Where the string "مضاربات" occurs in the material below, report the whole line.

Rows from a figure dataset

-=-=-=-=-

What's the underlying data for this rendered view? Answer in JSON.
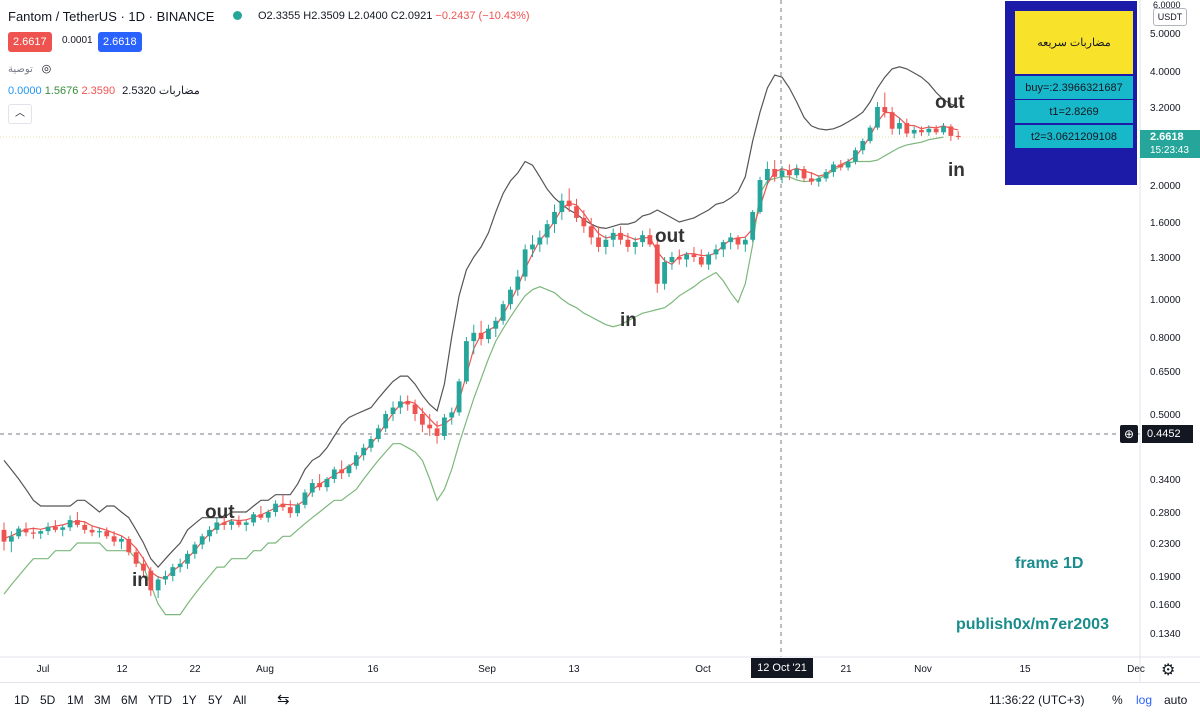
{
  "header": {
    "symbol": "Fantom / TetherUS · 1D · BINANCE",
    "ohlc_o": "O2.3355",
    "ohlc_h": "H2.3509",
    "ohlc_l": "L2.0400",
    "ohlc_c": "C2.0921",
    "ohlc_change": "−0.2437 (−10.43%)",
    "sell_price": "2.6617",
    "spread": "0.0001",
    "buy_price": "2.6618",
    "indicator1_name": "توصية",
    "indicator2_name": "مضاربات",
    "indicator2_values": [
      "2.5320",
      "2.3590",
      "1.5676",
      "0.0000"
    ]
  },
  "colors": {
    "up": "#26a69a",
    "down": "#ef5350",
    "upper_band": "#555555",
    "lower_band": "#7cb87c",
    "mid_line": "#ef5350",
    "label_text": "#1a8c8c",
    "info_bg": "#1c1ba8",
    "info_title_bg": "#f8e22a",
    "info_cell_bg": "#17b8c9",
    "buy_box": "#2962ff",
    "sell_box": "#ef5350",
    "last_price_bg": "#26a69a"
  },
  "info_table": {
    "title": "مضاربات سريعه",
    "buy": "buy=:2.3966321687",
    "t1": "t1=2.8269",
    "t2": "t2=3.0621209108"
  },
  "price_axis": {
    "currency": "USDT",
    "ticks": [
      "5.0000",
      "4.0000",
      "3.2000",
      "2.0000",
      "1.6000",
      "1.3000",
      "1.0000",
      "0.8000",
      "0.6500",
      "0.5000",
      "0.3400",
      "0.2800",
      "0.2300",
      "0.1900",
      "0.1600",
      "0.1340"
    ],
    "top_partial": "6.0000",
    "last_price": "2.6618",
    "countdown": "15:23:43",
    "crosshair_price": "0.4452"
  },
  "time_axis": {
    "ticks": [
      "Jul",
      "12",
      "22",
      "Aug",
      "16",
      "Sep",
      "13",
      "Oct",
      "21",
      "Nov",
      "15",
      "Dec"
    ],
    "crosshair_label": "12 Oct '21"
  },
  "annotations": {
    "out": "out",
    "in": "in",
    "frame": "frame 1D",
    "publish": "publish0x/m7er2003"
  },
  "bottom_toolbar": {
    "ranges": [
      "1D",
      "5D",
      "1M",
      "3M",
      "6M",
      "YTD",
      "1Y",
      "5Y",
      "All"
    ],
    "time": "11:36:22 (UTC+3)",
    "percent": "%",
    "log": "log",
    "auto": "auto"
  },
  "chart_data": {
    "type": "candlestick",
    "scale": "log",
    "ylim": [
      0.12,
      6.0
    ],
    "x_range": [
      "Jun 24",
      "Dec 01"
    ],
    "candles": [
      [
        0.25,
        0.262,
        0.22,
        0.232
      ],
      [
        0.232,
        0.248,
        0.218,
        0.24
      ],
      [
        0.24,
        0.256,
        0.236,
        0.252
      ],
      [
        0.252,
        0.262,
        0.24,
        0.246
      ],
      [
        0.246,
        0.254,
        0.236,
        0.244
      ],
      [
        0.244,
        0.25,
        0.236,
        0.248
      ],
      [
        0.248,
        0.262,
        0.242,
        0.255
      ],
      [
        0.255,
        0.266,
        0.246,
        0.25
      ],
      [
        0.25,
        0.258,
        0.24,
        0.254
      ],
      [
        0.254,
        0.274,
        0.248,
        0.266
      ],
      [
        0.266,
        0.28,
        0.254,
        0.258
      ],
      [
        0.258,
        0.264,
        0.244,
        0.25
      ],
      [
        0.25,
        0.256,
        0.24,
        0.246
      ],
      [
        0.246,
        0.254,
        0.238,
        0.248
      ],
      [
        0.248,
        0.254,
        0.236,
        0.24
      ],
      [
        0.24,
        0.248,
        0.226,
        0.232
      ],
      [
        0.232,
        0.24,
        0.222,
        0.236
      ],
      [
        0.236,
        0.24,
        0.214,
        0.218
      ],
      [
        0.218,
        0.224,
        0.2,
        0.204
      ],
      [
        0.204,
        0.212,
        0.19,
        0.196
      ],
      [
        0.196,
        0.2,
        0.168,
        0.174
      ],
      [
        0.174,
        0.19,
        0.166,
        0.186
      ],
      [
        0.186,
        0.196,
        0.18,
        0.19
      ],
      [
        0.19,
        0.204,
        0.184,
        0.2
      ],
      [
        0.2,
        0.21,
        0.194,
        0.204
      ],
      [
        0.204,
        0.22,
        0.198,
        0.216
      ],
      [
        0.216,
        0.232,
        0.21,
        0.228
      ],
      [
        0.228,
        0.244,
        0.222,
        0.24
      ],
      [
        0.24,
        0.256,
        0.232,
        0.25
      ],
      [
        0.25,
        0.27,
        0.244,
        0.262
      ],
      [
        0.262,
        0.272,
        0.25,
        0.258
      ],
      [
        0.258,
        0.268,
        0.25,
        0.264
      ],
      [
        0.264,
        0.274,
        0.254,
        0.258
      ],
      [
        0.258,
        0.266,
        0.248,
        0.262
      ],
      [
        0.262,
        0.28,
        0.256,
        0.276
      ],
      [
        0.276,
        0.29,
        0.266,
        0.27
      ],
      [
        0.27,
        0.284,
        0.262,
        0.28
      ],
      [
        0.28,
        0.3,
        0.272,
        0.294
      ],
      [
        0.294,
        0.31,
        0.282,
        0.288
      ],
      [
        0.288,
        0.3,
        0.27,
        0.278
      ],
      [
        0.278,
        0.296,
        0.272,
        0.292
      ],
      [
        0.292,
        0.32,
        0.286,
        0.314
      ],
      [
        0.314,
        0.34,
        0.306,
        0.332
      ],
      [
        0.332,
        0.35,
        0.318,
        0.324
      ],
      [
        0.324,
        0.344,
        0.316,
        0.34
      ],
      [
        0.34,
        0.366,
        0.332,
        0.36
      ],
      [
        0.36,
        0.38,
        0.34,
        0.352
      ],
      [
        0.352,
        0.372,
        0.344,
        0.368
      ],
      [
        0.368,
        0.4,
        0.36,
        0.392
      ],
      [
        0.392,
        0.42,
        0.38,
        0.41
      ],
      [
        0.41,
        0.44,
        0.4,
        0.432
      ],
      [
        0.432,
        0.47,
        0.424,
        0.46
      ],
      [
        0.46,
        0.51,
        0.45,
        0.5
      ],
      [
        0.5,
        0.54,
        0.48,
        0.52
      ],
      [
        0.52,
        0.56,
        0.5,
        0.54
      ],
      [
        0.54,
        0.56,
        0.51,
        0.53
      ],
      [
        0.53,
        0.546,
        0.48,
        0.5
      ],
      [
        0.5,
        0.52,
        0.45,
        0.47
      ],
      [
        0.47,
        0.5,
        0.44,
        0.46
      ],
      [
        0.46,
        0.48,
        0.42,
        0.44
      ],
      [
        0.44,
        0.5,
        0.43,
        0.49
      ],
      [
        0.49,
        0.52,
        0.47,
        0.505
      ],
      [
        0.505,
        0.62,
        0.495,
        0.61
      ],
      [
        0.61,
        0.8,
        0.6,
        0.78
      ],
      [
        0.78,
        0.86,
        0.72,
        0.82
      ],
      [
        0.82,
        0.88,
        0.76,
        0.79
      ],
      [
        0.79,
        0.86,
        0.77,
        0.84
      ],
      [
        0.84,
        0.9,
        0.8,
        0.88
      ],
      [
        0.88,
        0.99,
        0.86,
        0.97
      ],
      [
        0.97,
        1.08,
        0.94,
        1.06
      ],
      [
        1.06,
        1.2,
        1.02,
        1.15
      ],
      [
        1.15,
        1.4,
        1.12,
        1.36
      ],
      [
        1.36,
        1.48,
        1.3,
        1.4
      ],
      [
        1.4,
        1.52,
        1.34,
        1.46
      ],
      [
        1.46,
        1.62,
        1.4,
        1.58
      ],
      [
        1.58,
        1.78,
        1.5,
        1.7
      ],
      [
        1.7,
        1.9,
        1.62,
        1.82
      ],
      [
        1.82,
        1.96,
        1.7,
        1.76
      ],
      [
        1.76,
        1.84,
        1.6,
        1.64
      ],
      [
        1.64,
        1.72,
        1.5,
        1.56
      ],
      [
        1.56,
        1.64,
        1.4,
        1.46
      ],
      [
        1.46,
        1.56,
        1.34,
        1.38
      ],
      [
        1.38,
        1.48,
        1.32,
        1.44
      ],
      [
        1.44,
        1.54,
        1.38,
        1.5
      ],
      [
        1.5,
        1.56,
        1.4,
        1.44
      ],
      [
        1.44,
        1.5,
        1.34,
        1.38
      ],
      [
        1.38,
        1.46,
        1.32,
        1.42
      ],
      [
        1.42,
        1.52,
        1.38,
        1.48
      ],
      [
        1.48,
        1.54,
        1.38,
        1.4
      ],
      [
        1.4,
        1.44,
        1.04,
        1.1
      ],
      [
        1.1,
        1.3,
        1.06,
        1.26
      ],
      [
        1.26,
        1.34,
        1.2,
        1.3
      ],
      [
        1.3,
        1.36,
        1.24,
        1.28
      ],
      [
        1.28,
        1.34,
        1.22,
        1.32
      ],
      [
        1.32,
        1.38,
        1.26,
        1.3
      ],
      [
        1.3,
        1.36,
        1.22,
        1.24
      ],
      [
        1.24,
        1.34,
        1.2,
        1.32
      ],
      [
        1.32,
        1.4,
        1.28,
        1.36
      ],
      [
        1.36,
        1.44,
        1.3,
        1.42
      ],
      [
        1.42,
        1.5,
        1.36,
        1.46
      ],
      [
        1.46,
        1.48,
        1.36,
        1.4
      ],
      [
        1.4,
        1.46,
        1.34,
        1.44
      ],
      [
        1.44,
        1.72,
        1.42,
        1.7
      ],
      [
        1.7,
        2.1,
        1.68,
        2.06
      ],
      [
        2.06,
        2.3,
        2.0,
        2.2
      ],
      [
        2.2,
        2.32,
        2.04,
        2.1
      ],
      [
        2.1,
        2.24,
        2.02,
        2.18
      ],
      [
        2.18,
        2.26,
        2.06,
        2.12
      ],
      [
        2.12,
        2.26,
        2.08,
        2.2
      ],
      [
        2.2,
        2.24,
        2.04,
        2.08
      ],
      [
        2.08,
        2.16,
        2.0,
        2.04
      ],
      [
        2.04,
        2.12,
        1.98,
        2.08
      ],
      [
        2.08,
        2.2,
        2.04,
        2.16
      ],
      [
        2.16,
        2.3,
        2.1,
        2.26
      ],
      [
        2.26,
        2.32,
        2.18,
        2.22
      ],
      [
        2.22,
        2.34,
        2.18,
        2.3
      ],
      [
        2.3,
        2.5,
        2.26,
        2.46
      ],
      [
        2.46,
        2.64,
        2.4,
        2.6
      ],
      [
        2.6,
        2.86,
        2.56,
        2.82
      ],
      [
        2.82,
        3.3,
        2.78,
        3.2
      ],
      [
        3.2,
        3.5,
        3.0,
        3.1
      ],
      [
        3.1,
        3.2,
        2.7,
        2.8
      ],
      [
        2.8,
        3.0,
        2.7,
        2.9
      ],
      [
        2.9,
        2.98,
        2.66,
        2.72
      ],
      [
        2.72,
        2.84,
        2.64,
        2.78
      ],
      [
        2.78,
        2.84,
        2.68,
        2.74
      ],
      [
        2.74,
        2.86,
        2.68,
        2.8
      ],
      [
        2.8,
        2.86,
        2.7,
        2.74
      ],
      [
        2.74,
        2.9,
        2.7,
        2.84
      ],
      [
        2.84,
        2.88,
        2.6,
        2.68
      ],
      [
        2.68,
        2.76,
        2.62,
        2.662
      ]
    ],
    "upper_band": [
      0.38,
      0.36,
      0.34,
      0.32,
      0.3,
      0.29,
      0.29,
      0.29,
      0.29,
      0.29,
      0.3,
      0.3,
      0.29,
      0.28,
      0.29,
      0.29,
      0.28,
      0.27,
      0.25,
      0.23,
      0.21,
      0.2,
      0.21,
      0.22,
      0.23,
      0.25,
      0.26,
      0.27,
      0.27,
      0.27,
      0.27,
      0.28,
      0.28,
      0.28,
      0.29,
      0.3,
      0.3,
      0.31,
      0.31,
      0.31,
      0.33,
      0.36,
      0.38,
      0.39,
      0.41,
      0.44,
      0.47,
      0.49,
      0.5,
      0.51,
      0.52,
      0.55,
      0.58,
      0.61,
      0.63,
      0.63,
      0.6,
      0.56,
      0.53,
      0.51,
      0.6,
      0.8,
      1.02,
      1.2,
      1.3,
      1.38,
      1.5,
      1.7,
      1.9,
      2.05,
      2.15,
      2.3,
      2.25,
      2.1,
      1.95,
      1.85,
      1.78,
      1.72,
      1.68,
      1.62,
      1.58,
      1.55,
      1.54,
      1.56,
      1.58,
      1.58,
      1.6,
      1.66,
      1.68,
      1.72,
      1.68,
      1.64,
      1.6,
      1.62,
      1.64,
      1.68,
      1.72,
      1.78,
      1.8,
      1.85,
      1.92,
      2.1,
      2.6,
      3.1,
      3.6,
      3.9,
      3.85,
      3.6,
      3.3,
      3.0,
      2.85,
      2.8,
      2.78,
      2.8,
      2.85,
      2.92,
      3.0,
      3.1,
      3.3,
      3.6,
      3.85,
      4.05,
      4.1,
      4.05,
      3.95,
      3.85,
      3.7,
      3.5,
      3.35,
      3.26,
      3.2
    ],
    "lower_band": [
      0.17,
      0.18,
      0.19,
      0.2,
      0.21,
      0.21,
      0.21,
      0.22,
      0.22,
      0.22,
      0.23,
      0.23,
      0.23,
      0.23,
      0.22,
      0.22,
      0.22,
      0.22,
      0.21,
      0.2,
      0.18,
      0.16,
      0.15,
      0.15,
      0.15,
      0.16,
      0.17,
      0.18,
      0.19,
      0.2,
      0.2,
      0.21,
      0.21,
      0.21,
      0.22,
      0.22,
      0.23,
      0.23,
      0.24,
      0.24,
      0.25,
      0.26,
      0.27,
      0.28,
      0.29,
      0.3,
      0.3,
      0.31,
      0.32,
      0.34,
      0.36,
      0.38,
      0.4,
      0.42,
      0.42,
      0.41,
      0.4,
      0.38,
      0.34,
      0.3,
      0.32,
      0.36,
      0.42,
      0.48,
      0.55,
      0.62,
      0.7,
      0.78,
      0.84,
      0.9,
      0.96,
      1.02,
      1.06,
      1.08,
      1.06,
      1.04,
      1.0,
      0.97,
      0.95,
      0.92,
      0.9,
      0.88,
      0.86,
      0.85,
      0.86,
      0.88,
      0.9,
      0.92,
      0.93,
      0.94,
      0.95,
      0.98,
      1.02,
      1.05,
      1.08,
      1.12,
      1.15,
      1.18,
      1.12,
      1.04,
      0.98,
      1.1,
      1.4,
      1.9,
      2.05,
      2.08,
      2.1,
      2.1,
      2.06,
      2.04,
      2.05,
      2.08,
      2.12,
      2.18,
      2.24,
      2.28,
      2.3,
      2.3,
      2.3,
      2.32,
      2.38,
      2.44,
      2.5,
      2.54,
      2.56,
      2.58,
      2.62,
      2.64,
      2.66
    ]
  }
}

-=-=-=-=-

Response =
    "indicator2_name": "مضاربات",
    "title": "مضاربات سريعه",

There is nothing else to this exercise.